_AIM OF THE TASK_
Transcribe all the entries word for word, skipping the pictures.

_DATA SHOWN_
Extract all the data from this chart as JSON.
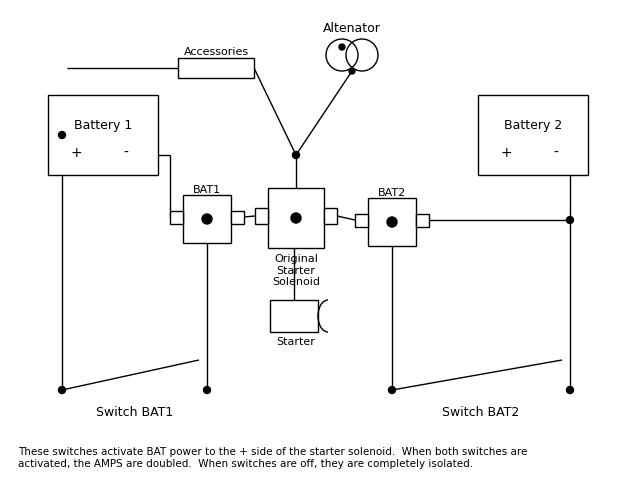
{
  "bg_color": "#ffffff",
  "line_color": "#000000",
  "caption": "These switches activate BAT power to the + side of the starter solenoid.  When both switches are\nactivated, the AMPS are doubled.  When switches are off, they are completely isolated.",
  "battery1_label": "Battery 1",
  "battery2_label": "Battery 2",
  "bat1_label": "BAT1",
  "bat2_label": "BAT2",
  "accessories_label": "Accessories",
  "alternator_label": "Altenator",
  "solenoid_label": "Original\nStarter\nSolenoid",
  "starter_label": "Starter",
  "switch_bat1_label": "Switch BAT1",
  "switch_bat2_label": "Switch BAT2",
  "plus_label": "+",
  "minus_label": "-"
}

_THE ANSWER_
Extract all the data from this chart as JSON.
{
  "bg_color": "#ffffff",
  "line_color": "#000000",
  "caption": "These switches activate BAT power to the + side of the starter solenoid.  When both switches are\nactivated, the AMPS are doubled.  When switches are off, they are completely isolated.",
  "battery1_label": "Battery 1",
  "battery2_label": "Battery 2",
  "bat1_label": "BAT1",
  "bat2_label": "BAT2",
  "accessories_label": "Accessories",
  "alternator_label": "Altenator",
  "solenoid_label": "Original\nStarter\nSolenoid",
  "starter_label": "Starter",
  "switch_bat1_label": "Switch BAT1",
  "switch_bat2_label": "Switch BAT2",
  "plus_label": "+",
  "minus_label": "-"
}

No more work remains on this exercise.